* _Exercise directions_: Count the lines in the entries below that include the word "outlier". Give nothing but the number.

* _Source records_:
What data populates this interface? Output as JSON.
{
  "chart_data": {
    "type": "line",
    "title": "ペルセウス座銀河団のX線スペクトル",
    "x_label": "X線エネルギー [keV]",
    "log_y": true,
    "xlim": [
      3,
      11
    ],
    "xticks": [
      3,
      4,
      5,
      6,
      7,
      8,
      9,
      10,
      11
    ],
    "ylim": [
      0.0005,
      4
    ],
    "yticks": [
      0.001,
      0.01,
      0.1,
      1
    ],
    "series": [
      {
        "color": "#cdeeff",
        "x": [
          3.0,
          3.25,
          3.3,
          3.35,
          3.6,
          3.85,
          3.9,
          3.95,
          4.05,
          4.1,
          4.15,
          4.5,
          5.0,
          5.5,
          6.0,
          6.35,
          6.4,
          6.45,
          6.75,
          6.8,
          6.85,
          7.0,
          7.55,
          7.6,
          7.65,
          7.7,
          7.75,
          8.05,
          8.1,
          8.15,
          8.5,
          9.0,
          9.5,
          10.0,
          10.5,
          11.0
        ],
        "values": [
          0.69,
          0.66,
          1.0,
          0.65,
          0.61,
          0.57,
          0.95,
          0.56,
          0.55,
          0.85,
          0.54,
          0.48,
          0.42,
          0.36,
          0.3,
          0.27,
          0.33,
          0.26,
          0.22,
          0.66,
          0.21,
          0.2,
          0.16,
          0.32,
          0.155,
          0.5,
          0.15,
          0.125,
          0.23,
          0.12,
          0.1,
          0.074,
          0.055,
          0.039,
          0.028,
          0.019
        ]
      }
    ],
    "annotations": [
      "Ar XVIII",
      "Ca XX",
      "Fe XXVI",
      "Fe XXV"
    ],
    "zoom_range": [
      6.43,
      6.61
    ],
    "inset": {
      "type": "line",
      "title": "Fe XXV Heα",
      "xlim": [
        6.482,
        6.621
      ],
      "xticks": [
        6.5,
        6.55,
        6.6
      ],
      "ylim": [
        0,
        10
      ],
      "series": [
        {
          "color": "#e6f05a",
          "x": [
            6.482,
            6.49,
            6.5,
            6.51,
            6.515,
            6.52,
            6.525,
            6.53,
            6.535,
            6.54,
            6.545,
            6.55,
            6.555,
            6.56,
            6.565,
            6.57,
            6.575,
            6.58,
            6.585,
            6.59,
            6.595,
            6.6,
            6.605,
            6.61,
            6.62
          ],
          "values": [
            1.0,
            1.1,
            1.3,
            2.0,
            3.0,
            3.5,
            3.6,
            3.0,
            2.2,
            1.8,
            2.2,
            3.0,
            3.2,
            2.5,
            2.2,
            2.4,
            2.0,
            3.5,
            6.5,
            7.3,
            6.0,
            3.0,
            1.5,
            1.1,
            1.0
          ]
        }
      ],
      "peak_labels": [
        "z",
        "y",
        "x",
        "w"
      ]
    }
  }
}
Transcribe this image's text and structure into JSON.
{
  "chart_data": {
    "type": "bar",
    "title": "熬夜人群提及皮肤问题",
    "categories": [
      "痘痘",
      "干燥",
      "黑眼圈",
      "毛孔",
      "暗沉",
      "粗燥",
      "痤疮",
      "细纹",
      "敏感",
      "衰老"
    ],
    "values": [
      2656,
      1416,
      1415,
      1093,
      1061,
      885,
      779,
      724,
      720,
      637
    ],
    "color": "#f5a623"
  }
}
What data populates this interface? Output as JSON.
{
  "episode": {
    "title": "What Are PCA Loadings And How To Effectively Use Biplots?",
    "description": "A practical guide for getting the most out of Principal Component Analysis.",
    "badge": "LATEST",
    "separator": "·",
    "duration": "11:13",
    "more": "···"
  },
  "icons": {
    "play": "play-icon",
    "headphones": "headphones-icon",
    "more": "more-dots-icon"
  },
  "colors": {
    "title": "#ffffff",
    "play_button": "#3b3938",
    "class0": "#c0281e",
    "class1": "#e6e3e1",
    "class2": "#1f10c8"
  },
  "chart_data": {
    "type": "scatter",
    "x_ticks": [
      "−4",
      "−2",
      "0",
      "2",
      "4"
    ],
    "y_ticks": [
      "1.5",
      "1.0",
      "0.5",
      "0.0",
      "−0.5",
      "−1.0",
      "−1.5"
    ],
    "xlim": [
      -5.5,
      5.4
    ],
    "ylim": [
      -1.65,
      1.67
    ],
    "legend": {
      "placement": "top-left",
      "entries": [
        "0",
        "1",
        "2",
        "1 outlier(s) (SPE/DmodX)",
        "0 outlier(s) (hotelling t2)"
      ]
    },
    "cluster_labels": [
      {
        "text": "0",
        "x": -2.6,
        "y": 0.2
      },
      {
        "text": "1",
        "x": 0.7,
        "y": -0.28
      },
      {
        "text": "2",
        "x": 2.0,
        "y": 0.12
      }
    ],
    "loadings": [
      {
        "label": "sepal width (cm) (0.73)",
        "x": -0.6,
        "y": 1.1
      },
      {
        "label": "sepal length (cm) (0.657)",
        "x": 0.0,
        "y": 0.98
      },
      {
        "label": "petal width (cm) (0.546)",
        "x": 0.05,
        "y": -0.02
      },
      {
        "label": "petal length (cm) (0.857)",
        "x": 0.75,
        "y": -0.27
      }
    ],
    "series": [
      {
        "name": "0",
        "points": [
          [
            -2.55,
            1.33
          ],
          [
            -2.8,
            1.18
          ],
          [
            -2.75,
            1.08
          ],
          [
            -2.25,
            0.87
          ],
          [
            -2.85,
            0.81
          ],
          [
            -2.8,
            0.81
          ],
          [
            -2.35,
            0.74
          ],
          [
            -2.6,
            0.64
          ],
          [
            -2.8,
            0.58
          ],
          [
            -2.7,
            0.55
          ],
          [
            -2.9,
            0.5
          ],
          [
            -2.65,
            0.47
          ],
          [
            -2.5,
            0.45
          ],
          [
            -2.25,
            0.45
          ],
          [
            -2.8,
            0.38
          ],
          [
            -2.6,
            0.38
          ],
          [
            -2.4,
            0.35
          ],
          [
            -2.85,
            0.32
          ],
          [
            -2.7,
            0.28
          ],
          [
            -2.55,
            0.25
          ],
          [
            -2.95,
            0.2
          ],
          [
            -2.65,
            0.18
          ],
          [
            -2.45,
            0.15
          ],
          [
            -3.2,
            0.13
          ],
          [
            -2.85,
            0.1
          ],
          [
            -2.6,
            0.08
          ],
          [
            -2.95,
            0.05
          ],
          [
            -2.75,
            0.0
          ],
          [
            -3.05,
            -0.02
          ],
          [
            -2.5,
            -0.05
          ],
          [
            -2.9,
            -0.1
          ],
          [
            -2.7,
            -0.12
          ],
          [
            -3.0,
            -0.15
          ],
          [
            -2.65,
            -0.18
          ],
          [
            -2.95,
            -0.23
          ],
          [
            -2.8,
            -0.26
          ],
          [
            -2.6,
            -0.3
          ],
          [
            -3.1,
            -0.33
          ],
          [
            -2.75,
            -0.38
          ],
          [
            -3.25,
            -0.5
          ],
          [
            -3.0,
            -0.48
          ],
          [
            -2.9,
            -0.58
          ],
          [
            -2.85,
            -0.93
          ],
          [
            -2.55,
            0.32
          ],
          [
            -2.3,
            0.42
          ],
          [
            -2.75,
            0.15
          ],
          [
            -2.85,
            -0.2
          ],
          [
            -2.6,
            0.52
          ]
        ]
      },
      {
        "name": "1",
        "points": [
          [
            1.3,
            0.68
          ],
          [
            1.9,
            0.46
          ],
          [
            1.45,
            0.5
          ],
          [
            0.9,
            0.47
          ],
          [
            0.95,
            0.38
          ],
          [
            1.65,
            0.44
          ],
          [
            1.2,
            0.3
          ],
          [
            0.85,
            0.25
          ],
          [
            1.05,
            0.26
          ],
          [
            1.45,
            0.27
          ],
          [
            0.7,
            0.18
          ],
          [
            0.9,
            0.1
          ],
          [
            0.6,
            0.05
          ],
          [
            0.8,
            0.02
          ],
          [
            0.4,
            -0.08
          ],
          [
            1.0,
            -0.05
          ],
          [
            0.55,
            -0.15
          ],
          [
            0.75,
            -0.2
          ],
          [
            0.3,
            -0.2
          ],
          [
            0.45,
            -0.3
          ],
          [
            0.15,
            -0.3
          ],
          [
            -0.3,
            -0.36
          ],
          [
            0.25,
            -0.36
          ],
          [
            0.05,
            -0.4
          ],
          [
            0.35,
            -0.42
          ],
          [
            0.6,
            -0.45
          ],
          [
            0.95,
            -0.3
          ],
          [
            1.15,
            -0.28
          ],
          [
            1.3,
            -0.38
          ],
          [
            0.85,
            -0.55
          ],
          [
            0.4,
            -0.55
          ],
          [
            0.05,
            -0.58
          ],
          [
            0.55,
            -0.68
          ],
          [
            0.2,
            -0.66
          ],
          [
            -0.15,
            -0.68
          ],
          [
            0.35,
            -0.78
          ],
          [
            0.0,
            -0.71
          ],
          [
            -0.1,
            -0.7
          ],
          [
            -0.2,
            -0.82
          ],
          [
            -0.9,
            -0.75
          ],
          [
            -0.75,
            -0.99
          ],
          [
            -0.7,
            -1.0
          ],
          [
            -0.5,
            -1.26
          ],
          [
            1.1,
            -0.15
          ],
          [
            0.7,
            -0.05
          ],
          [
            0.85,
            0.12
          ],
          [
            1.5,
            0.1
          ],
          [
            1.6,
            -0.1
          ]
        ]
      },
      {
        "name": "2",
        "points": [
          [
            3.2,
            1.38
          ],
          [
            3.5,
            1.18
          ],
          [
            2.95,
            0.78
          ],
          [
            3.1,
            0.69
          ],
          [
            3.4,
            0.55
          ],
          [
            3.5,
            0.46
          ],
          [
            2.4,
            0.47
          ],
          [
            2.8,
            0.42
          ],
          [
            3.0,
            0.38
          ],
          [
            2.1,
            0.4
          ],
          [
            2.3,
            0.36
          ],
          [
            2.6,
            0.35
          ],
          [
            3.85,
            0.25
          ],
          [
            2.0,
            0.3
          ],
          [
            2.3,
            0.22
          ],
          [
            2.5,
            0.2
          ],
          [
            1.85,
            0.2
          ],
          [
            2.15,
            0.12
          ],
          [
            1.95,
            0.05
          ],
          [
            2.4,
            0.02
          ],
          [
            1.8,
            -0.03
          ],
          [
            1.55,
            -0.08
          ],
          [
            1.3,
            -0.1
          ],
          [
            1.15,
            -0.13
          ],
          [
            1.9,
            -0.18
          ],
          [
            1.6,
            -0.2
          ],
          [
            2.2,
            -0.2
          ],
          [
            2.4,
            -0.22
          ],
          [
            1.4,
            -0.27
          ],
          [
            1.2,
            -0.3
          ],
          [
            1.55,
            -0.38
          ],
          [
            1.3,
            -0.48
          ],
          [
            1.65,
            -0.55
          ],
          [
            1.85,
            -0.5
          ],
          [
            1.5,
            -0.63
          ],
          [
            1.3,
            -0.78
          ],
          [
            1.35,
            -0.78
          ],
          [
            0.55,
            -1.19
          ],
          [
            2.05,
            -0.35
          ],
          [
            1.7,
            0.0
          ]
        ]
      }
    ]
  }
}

* _Full response_: 2